> [Passage given]:
- - -
I based my answer off of this one, since what you're trying to do is get a non-greedy match. It seems like this is difficult to make happen in pyparsing, but not impossible with some cleverness and compromise. The following seems to work:
from pyparsing import *
Parameter = Literal('SPEED_X') | Literal('SPEED_Y') | Literal('SPEED_Z')
UndParam = Suppress('_') + Parameter
Identifier = SkipTo(UndParam)
Value = Word(nums)
Entry = Identifier + UndParam + Value
When we run this from the interactive interpreter, we can see the following:
>>> Entry.parseString('ABC_123_SPEED_X 123')
(['ABC_123', 'SPEED_X', '123'], {})
Note that this is a compromise; because I use SkipTo, the Identifier can be full of evil, disgusting characters, not just beautiful alphanums with the occasional underscore.
EDIT: Thanks to Paul McGuire, we can concoct a truly elegant solution by setting Identifier to the following:
Identifier = Combine(Word(alphanums) +
ZeroOrMore('_' + ~Parameter + Word(alphanums)))
Let's inspect how this works. First, ignore the outer Combine; we'll get to this later. Starting with Word(alphanums) we know we'll get the 'ABC' part of the reference string, 'ABC_123_SPEED_X 123'. It's important to note that we didn't allow the "word" to contain underscores in this case. We build that separately in to the logic.
- - -
> [Work to complete]:
(1) In the pyparsing answer, list every name that gets a value in the first code block, from "from pyparsing import *" through "Entry = Identifier + UndParam + Value".
(2) Write out part of the pyparsing answer word for word: begin at the words "I based my answer" and stop after the words "Identifier = SkipTo(UndParam)".
The lines after this point come from a separate source.

(Data entries)
- - -
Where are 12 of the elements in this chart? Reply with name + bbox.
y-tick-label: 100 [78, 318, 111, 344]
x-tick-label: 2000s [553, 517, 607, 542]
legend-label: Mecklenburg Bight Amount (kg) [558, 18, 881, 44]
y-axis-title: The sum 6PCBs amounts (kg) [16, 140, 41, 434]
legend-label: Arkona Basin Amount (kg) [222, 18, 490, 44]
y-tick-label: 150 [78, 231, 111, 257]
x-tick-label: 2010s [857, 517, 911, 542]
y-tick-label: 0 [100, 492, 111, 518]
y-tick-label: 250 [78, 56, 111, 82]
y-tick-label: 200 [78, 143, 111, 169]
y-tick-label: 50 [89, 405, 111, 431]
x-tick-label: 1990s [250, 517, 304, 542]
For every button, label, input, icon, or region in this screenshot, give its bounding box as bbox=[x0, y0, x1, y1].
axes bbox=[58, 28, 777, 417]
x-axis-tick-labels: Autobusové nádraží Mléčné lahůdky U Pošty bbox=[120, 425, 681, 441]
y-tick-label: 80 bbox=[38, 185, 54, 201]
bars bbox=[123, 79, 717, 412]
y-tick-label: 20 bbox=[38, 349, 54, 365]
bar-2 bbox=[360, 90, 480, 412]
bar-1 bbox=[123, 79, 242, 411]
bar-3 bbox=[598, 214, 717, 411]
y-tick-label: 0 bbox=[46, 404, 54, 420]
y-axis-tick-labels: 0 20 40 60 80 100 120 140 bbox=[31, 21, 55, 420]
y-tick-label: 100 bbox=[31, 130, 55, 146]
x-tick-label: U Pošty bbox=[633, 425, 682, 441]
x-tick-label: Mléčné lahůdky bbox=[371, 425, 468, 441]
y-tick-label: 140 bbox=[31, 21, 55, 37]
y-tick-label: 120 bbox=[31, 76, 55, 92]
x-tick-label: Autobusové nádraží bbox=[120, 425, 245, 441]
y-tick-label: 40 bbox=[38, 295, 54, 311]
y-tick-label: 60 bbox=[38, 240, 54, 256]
- - -
> [Results for each task]:
(1) Parameter, UndParam, Identifier, Value, Entry

(2)
I based my answer off of this one, since what you're trying to do is get a non-greedy match. It seems like this is difficult to make happen in pyparsing, but not impossible with some cleverness and compromise. The following seems to work:
from pyparsing import *
Parameter = Literal('SPEED_X') | Literal('SPEED_Y') | Literal('SPEED_Z')
UndParam = Suppress('_') + Parameter
Identifier = SkipTo(UndParam)